● What you need to do
Set down the material once more, exactly as it appears.

● Material provided
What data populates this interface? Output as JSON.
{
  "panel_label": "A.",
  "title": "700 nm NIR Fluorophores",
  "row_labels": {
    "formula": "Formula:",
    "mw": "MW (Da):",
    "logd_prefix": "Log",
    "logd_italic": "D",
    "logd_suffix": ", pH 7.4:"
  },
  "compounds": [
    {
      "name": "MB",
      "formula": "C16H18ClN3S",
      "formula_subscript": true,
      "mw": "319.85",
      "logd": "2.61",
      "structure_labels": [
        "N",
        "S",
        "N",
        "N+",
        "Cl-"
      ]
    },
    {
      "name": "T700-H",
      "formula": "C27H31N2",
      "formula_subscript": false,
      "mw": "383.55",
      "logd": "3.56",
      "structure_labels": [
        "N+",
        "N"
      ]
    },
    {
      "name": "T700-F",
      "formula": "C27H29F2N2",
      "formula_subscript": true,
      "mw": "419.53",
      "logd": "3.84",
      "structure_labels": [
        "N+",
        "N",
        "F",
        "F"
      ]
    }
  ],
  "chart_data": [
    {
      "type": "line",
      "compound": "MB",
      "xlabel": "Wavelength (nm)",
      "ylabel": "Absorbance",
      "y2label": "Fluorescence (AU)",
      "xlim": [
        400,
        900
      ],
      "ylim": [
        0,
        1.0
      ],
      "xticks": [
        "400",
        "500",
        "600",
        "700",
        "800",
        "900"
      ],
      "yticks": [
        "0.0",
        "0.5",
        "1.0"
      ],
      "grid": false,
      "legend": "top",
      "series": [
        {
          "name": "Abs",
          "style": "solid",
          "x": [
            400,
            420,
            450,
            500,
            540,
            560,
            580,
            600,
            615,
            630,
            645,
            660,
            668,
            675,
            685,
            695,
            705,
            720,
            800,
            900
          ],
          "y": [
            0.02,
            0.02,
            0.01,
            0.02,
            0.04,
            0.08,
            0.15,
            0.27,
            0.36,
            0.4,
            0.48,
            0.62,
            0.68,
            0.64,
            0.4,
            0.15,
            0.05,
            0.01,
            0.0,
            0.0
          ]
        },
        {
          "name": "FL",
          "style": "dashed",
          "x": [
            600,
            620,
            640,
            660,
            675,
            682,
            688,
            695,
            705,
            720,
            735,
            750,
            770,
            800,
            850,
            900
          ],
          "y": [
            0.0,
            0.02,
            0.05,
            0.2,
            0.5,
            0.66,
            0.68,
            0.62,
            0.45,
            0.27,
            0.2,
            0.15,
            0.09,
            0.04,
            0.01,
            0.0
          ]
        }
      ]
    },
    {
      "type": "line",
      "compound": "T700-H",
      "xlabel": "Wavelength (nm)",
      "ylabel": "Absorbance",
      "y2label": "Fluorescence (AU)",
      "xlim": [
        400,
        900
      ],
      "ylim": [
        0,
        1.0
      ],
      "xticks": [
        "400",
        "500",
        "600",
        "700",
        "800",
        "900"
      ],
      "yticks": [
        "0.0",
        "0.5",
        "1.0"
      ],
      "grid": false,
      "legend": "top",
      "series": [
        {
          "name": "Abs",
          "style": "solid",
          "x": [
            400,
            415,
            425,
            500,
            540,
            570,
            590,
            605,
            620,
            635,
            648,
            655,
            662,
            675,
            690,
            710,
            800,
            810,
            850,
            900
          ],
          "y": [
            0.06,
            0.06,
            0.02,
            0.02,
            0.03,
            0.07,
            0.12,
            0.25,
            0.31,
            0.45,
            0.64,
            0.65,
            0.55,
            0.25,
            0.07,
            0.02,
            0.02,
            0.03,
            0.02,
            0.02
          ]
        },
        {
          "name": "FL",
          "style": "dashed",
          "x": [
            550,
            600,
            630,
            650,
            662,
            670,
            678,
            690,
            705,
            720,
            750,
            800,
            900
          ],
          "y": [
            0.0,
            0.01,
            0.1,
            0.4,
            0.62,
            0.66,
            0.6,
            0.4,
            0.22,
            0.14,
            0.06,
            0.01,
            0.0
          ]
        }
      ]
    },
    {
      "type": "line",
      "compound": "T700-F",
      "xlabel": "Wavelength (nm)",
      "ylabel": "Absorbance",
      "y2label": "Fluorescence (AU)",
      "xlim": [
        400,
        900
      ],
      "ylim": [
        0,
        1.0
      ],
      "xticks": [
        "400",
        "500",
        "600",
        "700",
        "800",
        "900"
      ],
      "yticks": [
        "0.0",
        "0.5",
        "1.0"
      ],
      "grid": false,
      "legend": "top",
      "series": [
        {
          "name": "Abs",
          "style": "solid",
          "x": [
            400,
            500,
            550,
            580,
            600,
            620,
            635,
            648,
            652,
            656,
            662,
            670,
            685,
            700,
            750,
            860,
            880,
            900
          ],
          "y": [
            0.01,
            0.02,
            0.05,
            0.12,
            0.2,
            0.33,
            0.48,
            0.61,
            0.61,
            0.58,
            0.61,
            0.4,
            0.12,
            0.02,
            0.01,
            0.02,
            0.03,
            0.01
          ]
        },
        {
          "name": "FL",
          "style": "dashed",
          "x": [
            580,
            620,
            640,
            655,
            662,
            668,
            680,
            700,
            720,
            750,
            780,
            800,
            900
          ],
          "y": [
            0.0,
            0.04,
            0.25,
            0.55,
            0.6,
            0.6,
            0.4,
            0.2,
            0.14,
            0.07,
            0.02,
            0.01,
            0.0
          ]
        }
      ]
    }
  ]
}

● Solution to the problem
What data populates this interface? Output as JSON.
{
  "panel_label": "A.",
  "title": "700 nm NIR Fluorophores",
  "row_labels": {
    "formula": "Formula:",
    "mw": "MW (Da):",
    "logd_prefix": "Log",
    "logd_italic": "D",
    "logd_suffix": ", pH 7.4:"
  },
  "compounds": [
    {
      "name": "MB",
      "formula": "C16H18ClN3S",
      "formula_subscript": true,
      "mw": "319.85",
      "logd": "2.61",
      "structure_labels": [
        "N",
        "S",
        "N",
        "N+",
        "Cl-"
      ]
    },
    {
      "name": "T700-H",
      "formula": "C27H31N2",
      "formula_subscript": false,
      "mw": "383.55",
      "logd": "3.56",
      "structure_labels": [
        "N+",
        "N"
      ]
    },
    {
      "name": "T700-F",
      "formula": "C27H29F2N2",
      "formula_subscript": true,
      "mw": "419.53",
      "logd": "3.84",
      "structure_labels": [
        "N+",
        "N",
        "F",
        "F"
      ]
    }
  ],
  "chart_data": [
    {
      "type": "line",
      "compound": "MB",
      "xlabel": "Wavelength (nm)",
      "ylabel": "Absorbance",
      "y2label": "Fluorescence (AU)",
      "xlim": [
        400,
        900
      ],
      "ylim": [
        0,
        1.0
      ],
      "xticks": [
        "400",
        "500",
        "600",
        "700",
        "800",
        "900"
      ],
      "yticks": [
        "0.0",
        "0.5",
        "1.0"
      ],
      "grid": false,
      "legend": "top",
      "series": [
        {
          "name": "Abs",
          "style": "solid",
          "x": [
            400,
            420,
            450,
            500,
            540,
            560,
            580,
            600,
            615,
            630,
            645,
            660,
            668,
            675,
            685,
            695,
            705,
            720,
            800,
            900
          ],
          "y": [
            0.02,
            0.02,
            0.01,
            0.02,
            0.04,
            0.08,
            0.15,
            0.27,
            0.36,
            0.4,
            0.48,
            0.62,
            0.68,
            0.64,
            0.4,
            0.15,
            0.05,
            0.01,
            0.0,
            0.0
          ]
        },
        {
          "name": "FL",
          "style": "dashed",
          "x": [
            600,
            620,
            640,
            660,
            675,
            682,
            688,
            695,
            705,
            720,
            735,
            750,
            770,
            800,
            850,
            900
          ],
          "y": [
            0.0,
            0.02,
            0.05,
            0.2,
            0.5,
            0.66,
            0.68,
            0.62,
            0.45,
            0.27,
            0.2,
            0.15,
            0.09,
            0.04,
            0.01,
            0.0
          ]
        }
      ]
    },
    {
      "type": "line",
      "compound": "T700-H",
      "xlabel": "Wavelength (nm)",
      "ylabel": "Absorbance",
      "y2label": "Fluorescence (AU)",
      "xlim": [
        400,
        900
      ],
      "ylim": [
        0,
        1.0
      ],
      "xticks": [
        "400",
        "500",
        "600",
        "700",
        "800",
        "900"
      ],
      "yticks": [
        "0.0",
        "0.5",
        "1.0"
      ],
      "grid": false,
      "legend": "top",
      "series": [
        {
          "name": "Abs",
          "style": "solid",
          "x": [
            400,
            415,
            425,
            500,
            540,
            570,
            590,
            605,
            620,
            635,
            648,
            655,
            662,
            675,
            690,
            710,
            800,
            810,
            850,
            900
          ],
          "y": [
            0.06,
            0.06,
            0.02,
            0.02,
            0.03,
            0.07,
            0.12,
            0.25,
            0.31,
            0.45,
            0.64,
            0.65,
            0.55,
            0.25,
            0.07,
            0.02,
            0.02,
            0.03,
            0.02,
            0.02
          ]
        },
        {
          "name": "FL",
          "style": "dashed",
          "x": [
            550,
            600,
            630,
            650,
            662,
            670,
            678,
            690,
            705,
            720,
            750,
            800,
            900
          ],
          "y": [
            0.0,
            0.01,
            0.1,
            0.4,
            0.62,
            0.66,
            0.6,
            0.4,
            0.22,
            0.14,
            0.06,
            0.01,
            0.0
          ]
        }
      ]
    },
    {
      "type": "line",
      "compound": "T700-F",
      "xlabel": "Wavelength (nm)",
      "ylabel": "Absorbance",
      "y2label": "Fluorescence (AU)",
      "xlim": [
        400,
        900
      ],
      "ylim": [
        0,
        1.0
      ],
      "xticks": [
        "400",
        "500",
        "600",
        "700",
        "800",
        "900"
      ],
      "yticks": [
        "0.0",
        "0.5",
        "1.0"
      ],
      "grid": false,
      "legend": "top",
      "series": [
        {
          "name": "Abs",
          "style": "solid",
          "x": [
            400,
            500,
            550,
            580,
            600,
            620,
            635,
            648,
            652,
            656,
            662,
            670,
            685,
            700,
            750,
            860,
            880,
            900
          ],
          "y": [
            0.01,
            0.02,
            0.05,
            0.12,
            0.2,
            0.33,
            0.48,
            0.61,
            0.61,
            0.58,
            0.61,
            0.4,
            0.12,
            0.02,
            0.01,
            0.02,
            0.03,
            0.01
          ]
        },
        {
          "name": "FL",
          "style": "dashed",
          "x": [
            580,
            620,
            640,
            655,
            662,
            668,
            680,
            700,
            720,
            750,
            780,
            800,
            900
          ],
          "y": [
            0.0,
            0.04,
            0.25,
            0.55,
            0.6,
            0.6,
            0.4,
            0.2,
            0.14,
            0.07,
            0.02,
            0.01,
            0.0
          ]
        }
      ]
    }
  ]
}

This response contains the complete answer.